## What you have to do
Extract the full listing verbatim and drop any pictures from your copy.

(Dataset records)

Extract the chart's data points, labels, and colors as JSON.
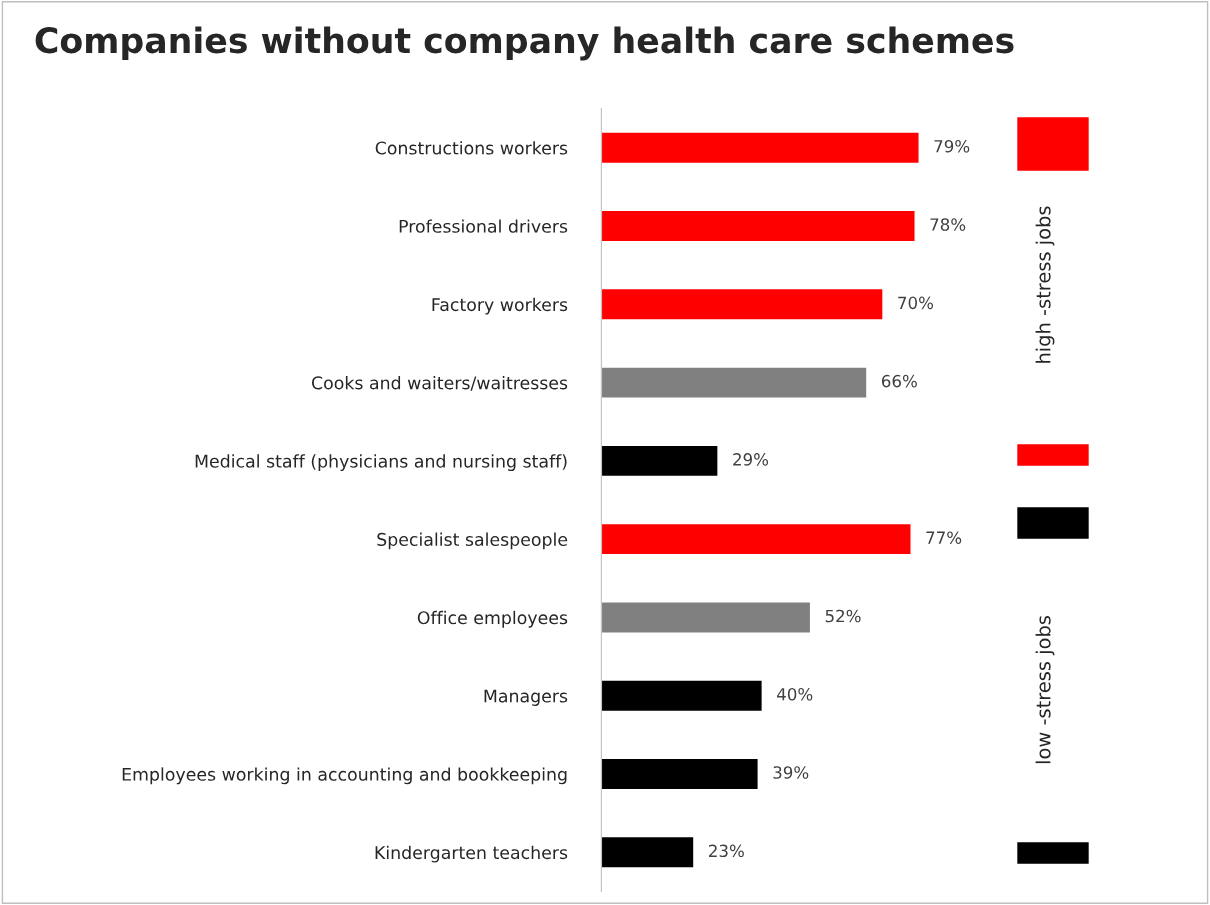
{
  "chart_data": {
    "type": "bar",
    "orientation": "horizontal",
    "title": "Companies without company health care schemes",
    "categories": [
      "Constructions workers",
      "Professional drivers",
      "Factory workers",
      "Cooks and waiters/waitresses",
      "Medical staff (physicians and nursing staff)",
      "Specialist salespeople",
      "Office employees",
      "Managers",
      "Employees working in accounting and bookkeeping",
      "Kindergarten teachers"
    ],
    "values": [
      79,
      78,
      70,
      66,
      29,
      77,
      52,
      40,
      39,
      23
    ],
    "colors": [
      "#ff0000",
      "#ff0000",
      "#ff0000",
      "#808080",
      "#000000",
      "#ff0000",
      "#808080",
      "#000000",
      "#000000",
      "#000000"
    ],
    "value_labels": [
      "79%",
      "78%",
      "70%",
      "66%",
      "29%",
      "77%",
      "52%",
      "40%",
      "39%",
      "23%"
    ],
    "annotations": [
      "high -stress jobs",
      "low -stress jobs"
    ],
    "grid": false,
    "legend": false
  }
}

## Solution
Extract the chart's data points, labels, and colors as JSON.
{
  "chart_data": {
    "type": "bar",
    "orientation": "horizontal",
    "title": "Companies without company health care schemes",
    "categories": [
      "Constructions workers",
      "Professional drivers",
      "Factory workers",
      "Cooks and waiters/waitresses",
      "Medical staff (physicians and nursing staff)",
      "Specialist salespeople",
      "Office employees",
      "Managers",
      "Employees working in accounting and bookkeeping",
      "Kindergarten teachers"
    ],
    "values": [
      79,
      78,
      70,
      66,
      29,
      77,
      52,
      40,
      39,
      23
    ],
    "colors": [
      "#ff0000",
      "#ff0000",
      "#ff0000",
      "#808080",
      "#000000",
      "#ff0000",
      "#808080",
      "#000000",
      "#000000",
      "#000000"
    ],
    "value_labels": [
      "79%",
      "78%",
      "70%",
      "66%",
      "29%",
      "77%",
      "52%",
      "40%",
      "39%",
      "23%"
    ],
    "annotations": [
      "high -stress jobs",
      "low -stress jobs"
    ],
    "grid": false,
    "legend": false
  }
}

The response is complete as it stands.